WORK TO BE COMPLETED :: Transcribe the material in full. Nothing should differ except that the pictures are left out.

TASK MATERIAL ::

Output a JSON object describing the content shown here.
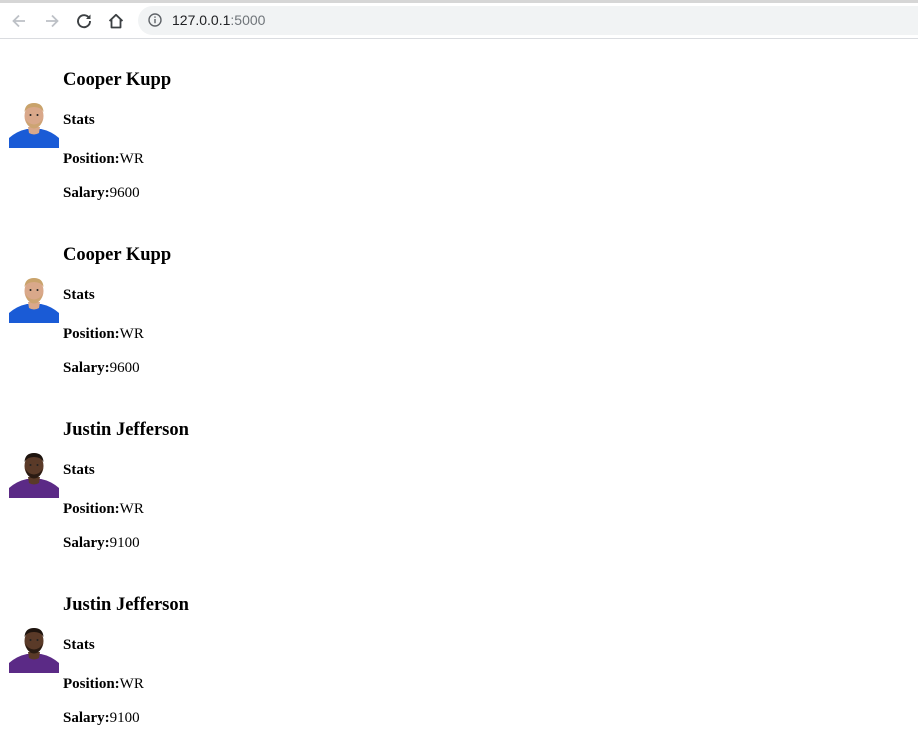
{
  "browser": {
    "url_host": "127.0.0.1",
    "url_port": ":5000"
  },
  "players": [
    {
      "name": "Cooper Kupp",
      "stats_label": "Stats",
      "position_label": "Position:",
      "position": "WR",
      "salary_label": "Salary:",
      "salary": "9600",
      "jersey_color": "#1a5bd6",
      "skin": "#d9a88a",
      "hair": "#c9a36b"
    },
    {
      "name": "Cooper Kupp",
      "stats_label": "Stats",
      "position_label": "Position:",
      "position": "WR",
      "salary_label": "Salary:",
      "salary": "9600",
      "jersey_color": "#1a5bd6",
      "skin": "#d9a88a",
      "hair": "#c9a36b"
    },
    {
      "name": "Justin Jefferson",
      "stats_label": "Stats",
      "position_label": "Position:",
      "position": "WR",
      "salary_label": "Salary:",
      "salary": "9100",
      "jersey_color": "#5b2a86",
      "skin": "#5a3a28",
      "hair": "#1e140e"
    },
    {
      "name": "Justin Jefferson",
      "stats_label": "Stats",
      "position_label": "Position:",
      "position": "WR",
      "salary_label": "Salary:",
      "salary": "9100",
      "jersey_color": "#5b2a86",
      "skin": "#5a3a28",
      "hair": "#1e140e"
    }
  ]
}
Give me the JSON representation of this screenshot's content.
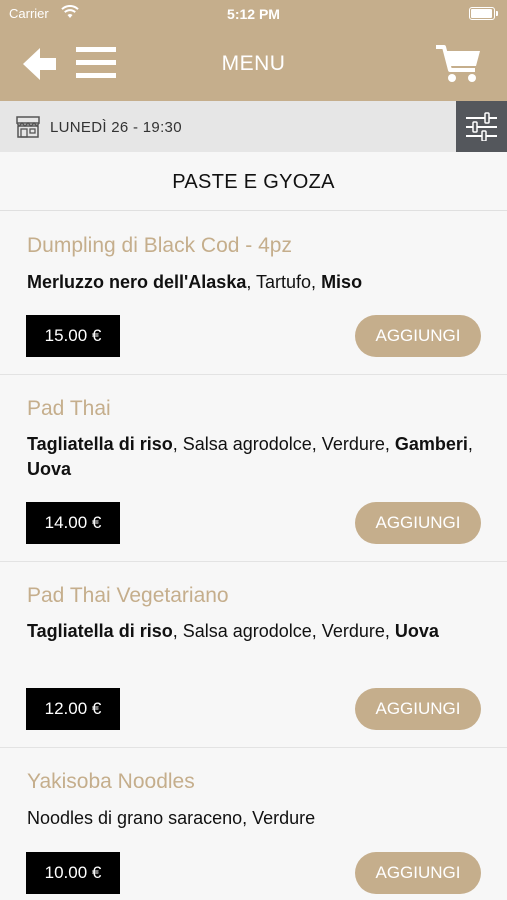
{
  "status": {
    "carrier": "Carrier",
    "time": "5:12 PM"
  },
  "header": {
    "title": "MENU"
  },
  "datebar": {
    "date": "LUNEDÌ 26 - 19:30"
  },
  "section": {
    "title": "PASTE E GYOZA"
  },
  "items": [
    {
      "name": "Dumpling di Black Cod - 4pz",
      "desc": [
        {
          "text": "Merluzzo nero dell'Alaska",
          "bold": true
        },
        {
          "text": ", Tartufo, ",
          "bold": false
        },
        {
          "text": "Miso",
          "bold": true
        }
      ],
      "price": "15.00 €",
      "add_label": "AGGIUNGI"
    },
    {
      "name": "Pad Thai",
      "desc": [
        {
          "text": "Tagliatella di riso",
          "bold": true
        },
        {
          "text": ", Salsa agrodolce, Verdure, ",
          "bold": false
        },
        {
          "text": "Gamberi",
          "bold": true
        },
        {
          "text": ", ",
          "bold": false
        },
        {
          "text": "Uova",
          "bold": true
        }
      ],
      "price": "14.00 €",
      "add_label": "AGGIUNGI"
    },
    {
      "name": "Pad Thai Vegetariano",
      "desc": [
        {
          "text": "Tagliatella di riso",
          "bold": true
        },
        {
          "text": ", Salsa agrodolce, Verdure, ",
          "bold": false
        },
        {
          "text": "Uova",
          "bold": true
        }
      ],
      "price": "12.00 €",
      "add_label": "AGGIUNGI"
    },
    {
      "name": "Yakisoba Noodles",
      "desc": [
        {
          "text": "Noodles di grano saraceno, Verdure",
          "bold": false
        }
      ],
      "price": "10.00 €",
      "add_label": "AGGIUNGI"
    }
  ],
  "colors": {
    "accent": "#c5ae8c",
    "filter_button": "#54575c",
    "price_bg": "#000000"
  },
  "icons": [
    "wifi-icon",
    "battery-icon",
    "back-arrow-icon",
    "hamburger-menu-icon",
    "cart-icon",
    "shop-icon",
    "filter-sliders-icon"
  ]
}
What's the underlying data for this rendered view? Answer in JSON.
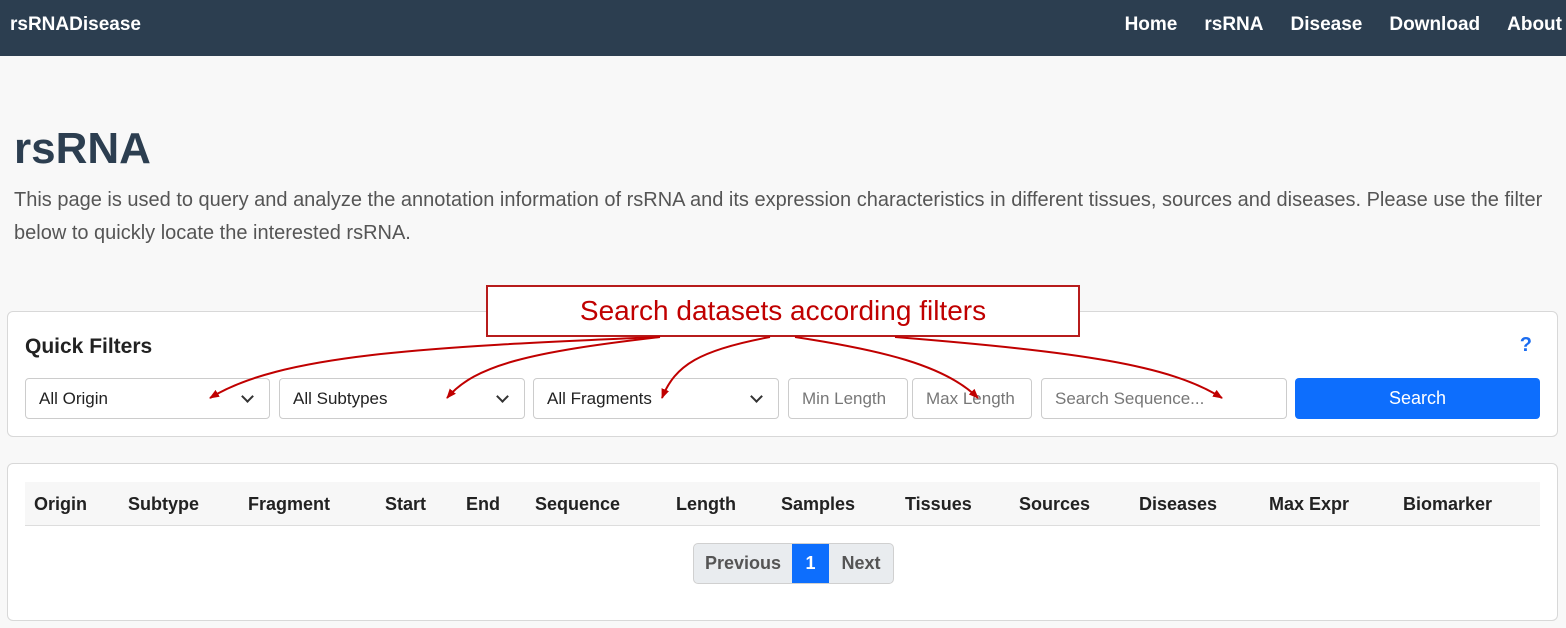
{
  "navbar": {
    "brand": "rsRNADisease",
    "links": [
      "Home",
      "rsRNA",
      "Disease",
      "Download",
      "About"
    ]
  },
  "page": {
    "title": "rsRNA",
    "description": "This page is used to query and analyze the annotation information of rsRNA and its expression characteristics in different tissues, sources and diseases. Please use the filter below to quickly locate the interested rsRNA."
  },
  "filters": {
    "title": "Quick Filters",
    "help": "?",
    "origin_value": "All Origin",
    "subtype_value": "All Subtypes",
    "fragment_value": "All Fragments",
    "min_length_placeholder": "Min Length",
    "max_length_placeholder": "Max Length",
    "sequence_placeholder": "Search Sequence...",
    "search_label": "Search"
  },
  "table": {
    "columns": [
      "Origin",
      "Subtype",
      "Fragment",
      "Start",
      "End",
      "Sequence",
      "Length",
      "Samples",
      "Tissues",
      "Sources",
      "Diseases",
      "Max Expr",
      "Biomarker"
    ],
    "rows": []
  },
  "pagination": {
    "previous": "Previous",
    "current": "1",
    "next": "Next"
  },
  "annotation": {
    "text": "Search datasets according filters",
    "color": "#c00000"
  },
  "colors": {
    "navbar": "#2c3e50",
    "primary": "#0d6efd",
    "help": "#1a6cf0"
  }
}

WRITTEN RESPONSE ::
Output a JSON object describing the content shown here.
{
  "browser": {
    "url_host": "127.0.0.1",
    "url_port": ":5000"
  },
  "players": [
    {
      "name": "Cooper Kupp",
      "stats_label": "Stats",
      "position_label": "Position:",
      "position": "WR",
      "salary_label": "Salary:",
      "salary": "9600",
      "jersey_color": "#1a5bd6",
      "skin": "#d9a88a",
      "hair": "#c9a36b"
    },
    {
      "name": "Cooper Kupp",
      "stats_label": "Stats",
      "position_label": "Position:",
      "position": "WR",
      "salary_label": "Salary:",
      "salary": "9600",
      "jersey_color": "#1a5bd6",
      "skin": "#d9a88a",
      "hair": "#c9a36b"
    },
    {
      "name": "Justin Jefferson",
      "stats_label": "Stats",
      "position_label": "Position:",
      "position": "WR",
      "salary_label": "Salary:",
      "salary": "9100",
      "jersey_color": "#5b2a86",
      "skin": "#5a3a28",
      "hair": "#1e140e"
    },
    {
      "name": "Justin Jefferson",
      "stats_label": "Stats",
      "position_label": "Position:",
      "position": "WR",
      "salary_label": "Salary:",
      "salary": "9100",
      "jersey_color": "#5b2a86",
      "skin": "#5a3a28",
      "hair": "#1e140e"
    }
  ]
}
Give me the JSON representation of this screenshot's content.
{
  "status": {
    "carrier": "Carrier",
    "time": "5:12 PM"
  },
  "header": {
    "title": "MENU"
  },
  "datebar": {
    "date": "LUNEDÌ 26 - 19:30"
  },
  "section": {
    "title": "PASTE E GYOZA"
  },
  "items": [
    {
      "name": "Dumpling di Black Cod - 4pz",
      "desc": [
        {
          "text": "Merluzzo nero dell'Alaska",
          "bold": true
        },
        {
          "text": ", Tartufo, ",
          "bold": false
        },
        {
          "text": "Miso",
          "bold": true
        }
      ],
      "price": "15.00 €",
      "add_label": "AGGIUNGI"
    },
    {
      "name": "Pad Thai",
      "desc": [
        {
          "text": "Tagliatella di riso",
          "bold": true
        },
        {
          "text": ", Salsa agrodolce, Verdure, ",
          "bold": false
        },
        {
          "text": "Gamberi",
          "bold": true
        },
        {
          "text": ", ",
          "bold": false
        },
        {
          "text": "Uova",
          "bold": true
        }
      ],
      "price": "14.00 €",
      "add_label": "AGGIUNGI"
    },
    {
      "name": "Pad Thai Vegetariano",
      "desc": [
        {
          "text": "Tagliatella di riso",
          "bold": true
        },
        {
          "text": ", Salsa agrodolce, Verdure, ",
          "bold": false
        },
        {
          "text": "Uova",
          "bold": true
        }
      ],
      "price": "12.00 €",
      "add_label": "AGGIUNGI"
    },
    {
      "name": "Yakisoba Noodles",
      "desc": [
        {
          "text": "Noodles di grano saraceno, Verdure",
          "bold": false
        }
      ],
      "price": "10.00 €",
      "add_label": "AGGIUNGI"
    }
  ],
  "colors": {
    "accent": "#c5ae8c",
    "filter_button": "#54575c",
    "price_bg": "#000000"
  },
  "icons": [
    "wifi-icon",
    "battery-icon",
    "back-arrow-icon",
    "hamburger-menu-icon",
    "cart-icon",
    "shop-icon",
    "filter-sliders-icon"
  ]
}
What's the underlying data for this rendered view? Answer in JSON.
{
  "navbar": {
    "brand": "rsRNADisease",
    "links": [
      "Home",
      "rsRNA",
      "Disease",
      "Download",
      "About"
    ]
  },
  "page": {
    "title": "rsRNA",
    "description": "This page is used to query and analyze the annotation information of rsRNA and its expression characteristics in different tissues, sources and diseases. Please use the filter below to quickly locate the interested rsRNA."
  },
  "filters": {
    "title": "Quick Filters",
    "help": "?",
    "origin_value": "All Origin",
    "subtype_value": "All Subtypes",
    "fragment_value": "All Fragments",
    "min_length_placeholder": "Min Length",
    "max_length_placeholder": "Max Length",
    "sequence_placeholder": "Search Sequence...",
    "search_label": "Search"
  },
  "table": {
    "columns": [
      "Origin",
      "Subtype",
      "Fragment",
      "Start",
      "End",
      "Sequence",
      "Length",
      "Samples",
      "Tissues",
      "Sources",
      "Diseases",
      "Max Expr",
      "Biomarker"
    ],
    "rows": []
  },
  "pagination": {
    "previous": "Previous",
    "current": "1",
    "next": "Next"
  },
  "annotation": {
    "text": "Search datasets according filters",
    "color": "#c00000"
  },
  "colors": {
    "navbar": "#2c3e50",
    "primary": "#0d6efd",
    "help": "#1a6cf0"
  }
}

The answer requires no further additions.